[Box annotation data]
(begin)
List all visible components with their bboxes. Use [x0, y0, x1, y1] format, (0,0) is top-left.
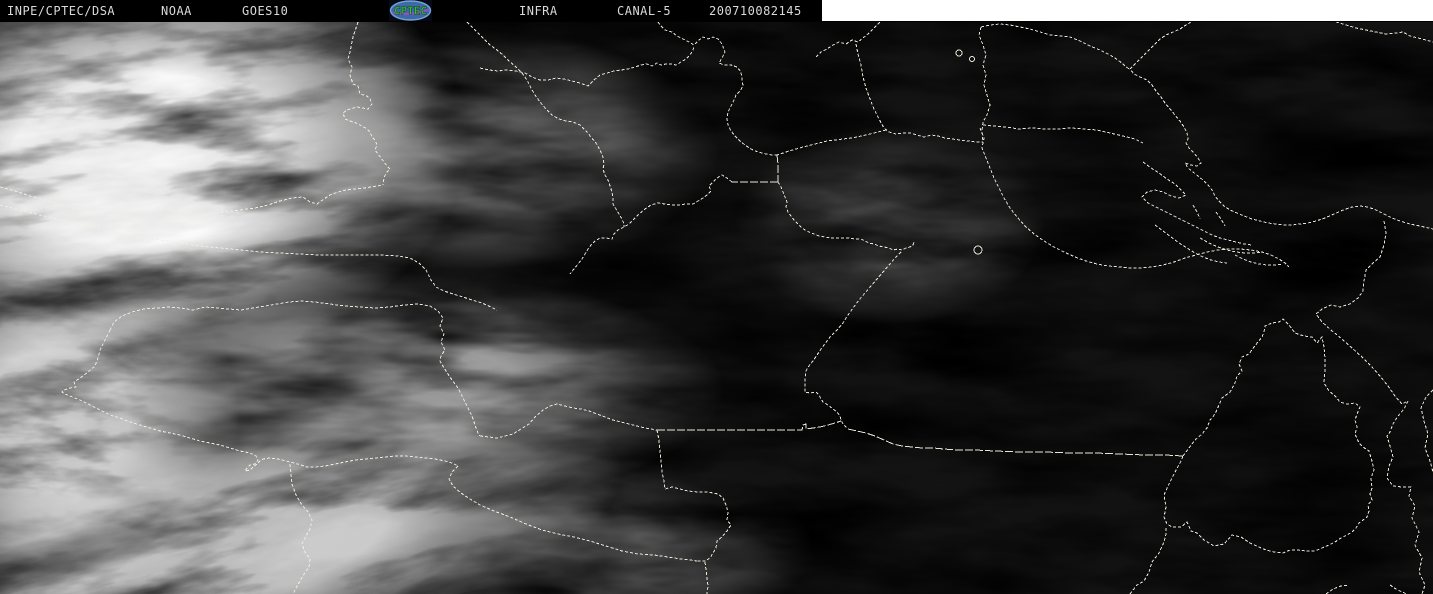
noaa-label: NOAA: [161, 4, 192, 18]
cloud-layer: [0, 0, 1433, 594]
goes-infrared-map: [0, 0, 1433, 594]
agency-label: INPE/CPTEC/DSA: [7, 4, 116, 18]
timestamp-label: 200710082145: [709, 4, 802, 18]
header-white-strip: [822, 0, 1433, 21]
satellite-image-viewport: INPE/CPTEC/DSA NOAA GOES10 INFRA CANAL-5…: [0, 0, 1433, 594]
band-label: INFRA: [519, 4, 558, 18]
channel-label: CANAL-5: [617, 4, 672, 18]
cptec-logo-icon: CPTEC: [389, 0, 432, 21]
cloud-speckle-field: [0, 22, 1433, 594]
satellite-label: GOES10: [242, 4, 289, 18]
logo-text: CPTEC: [394, 5, 427, 18]
header-bar: INPE/CPTEC/DSA NOAA GOES10 INFRA CANAL-5…: [0, 0, 1433, 22]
(end)
▶ _Exercise prompt_
Output every line of the rows above unchanged, but omit the pictures.

▶ _Response to this task_
List all visible components with their bboxes. Use [x0, y0, x1, y1] format, (0,0) is top-left.
noaa-label: NOAA: [161, 4, 192, 18]
cloud-layer: [0, 0, 1433, 594]
goes-infrared-map: [0, 0, 1433, 594]
agency-label: INPE/CPTEC/DSA: [7, 4, 116, 18]
timestamp-label: 200710082145: [709, 4, 802, 18]
header-white-strip: [822, 0, 1433, 21]
satellite-image-viewport: INPE/CPTEC/DSA NOAA GOES10 INFRA CANAL-5…: [0, 0, 1433, 594]
band-label: INFRA: [519, 4, 558, 18]
channel-label: CANAL-5: [617, 4, 672, 18]
cptec-logo-icon: CPTEC: [389, 0, 432, 21]
cloud-speckle-field: [0, 22, 1433, 594]
satellite-label: GOES10: [242, 4, 289, 18]
logo-text: CPTEC: [394, 5, 427, 18]
header-bar: INPE/CPTEC/DSA NOAA GOES10 INFRA CANAL-5…: [0, 0, 1433, 22]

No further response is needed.